Items from a dataset
╭──

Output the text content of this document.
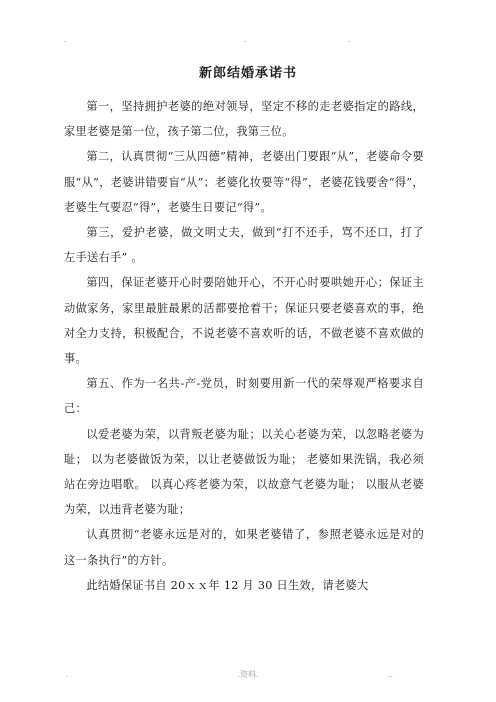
.	.	.
新郎结婚承诺书

第一，坚持拥护老婆的绝对领导，坚定不移的走老婆指定的路线，家里老婆是第一位，孩子第二位，我第三位。

第二，认真贯彻“三从四德”精神，老婆出门要跟“从”，老婆命令要服“从”，老婆讲错要盲“从”；老婆化妆要等“得”，老婆花钱要舍“得”，老婆生气要忍“得”，老婆生日要记“得”。

第三，爱护老婆，做文明丈夫，做到“打不还手，骂不还口，打了左手送右手” 。

第四，保证老婆开心时要陪她开心，不开心时要哄她开心；保证主动做家务，家里最脏最累的活都要抢着干；保证只要老婆喜欢的事，绝对全力支持，积极配合，不说老婆不喜欢听的话，不做老婆不喜欢做的事。

第五、作为一名共-产-党员，时刻要用新一代的荣辱观严格要求自己：

以爱老婆为荣，以背叛老婆为耻；以关心老婆为荣，以忽略老婆为耻； 以为老婆做饭为荣，以让老婆做饭为耻； 老婆如果洗锅，我必须站在旁边唱歌。 以真心疼老婆为荣，以故意气老婆为耻； 以服从老婆为荣，以违背老婆为耻；

认真贯彻“老婆永远是对的，如果老婆错了，参照老婆永远是对的这一条执行”的方针。

此结婚保证书自 20ｘｘ年 12 月 30 日生效，请老婆大

.	.资料.	..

╰──

=== Exercise directions ===
Reproduce every entry exactly, but omit each picture.

=== Expected answer ===
Output the text content of this document.
.	.	.
新郎结婚承诺书

第一，坚持拥护老婆的绝对领导，坚定不移的走老婆指定的路线，家里老婆是第一位，孩子第二位，我第三位。

第二，认真贯彻“三从四德”精神，老婆出门要跟“从”，老婆命令要服“从”，老婆讲错要盲“从”；老婆化妆要等“得”，老婆花钱要舍“得”，老婆生气要忍“得”，老婆生日要记“得”。

第三，爱护老婆，做文明丈夫，做到“打不还手，骂不还口，打了左手送右手” 。

第四，保证老婆开心时要陪她开心，不开心时要哄她开心；保证主动做家务，家里最脏最累的活都要抢着干；保证只要老婆喜欢的事，绝对全力支持，积极配合，不说老婆不喜欢听的话，不做老婆不喜欢做的事。

第五、作为一名共-产-党员，时刻要用新一代的荣辱观严格要求自己：

以爱老婆为荣，以背叛老婆为耻；以关心老婆为荣，以忽略老婆为耻； 以为老婆做饭为荣，以让老婆做饭为耻； 老婆如果洗锅，我必须站在旁边唱歌。 以真心疼老婆为荣，以故意气老婆为耻； 以服从老婆为荣，以违背老婆为耻；

认真贯彻“老婆永远是对的，如果老婆错了，参照老婆永远是对的这一条执行”的方针。

此结婚保证书自 20ｘｘ年 12 月 30 日生效，请老婆大

.	.资料.	..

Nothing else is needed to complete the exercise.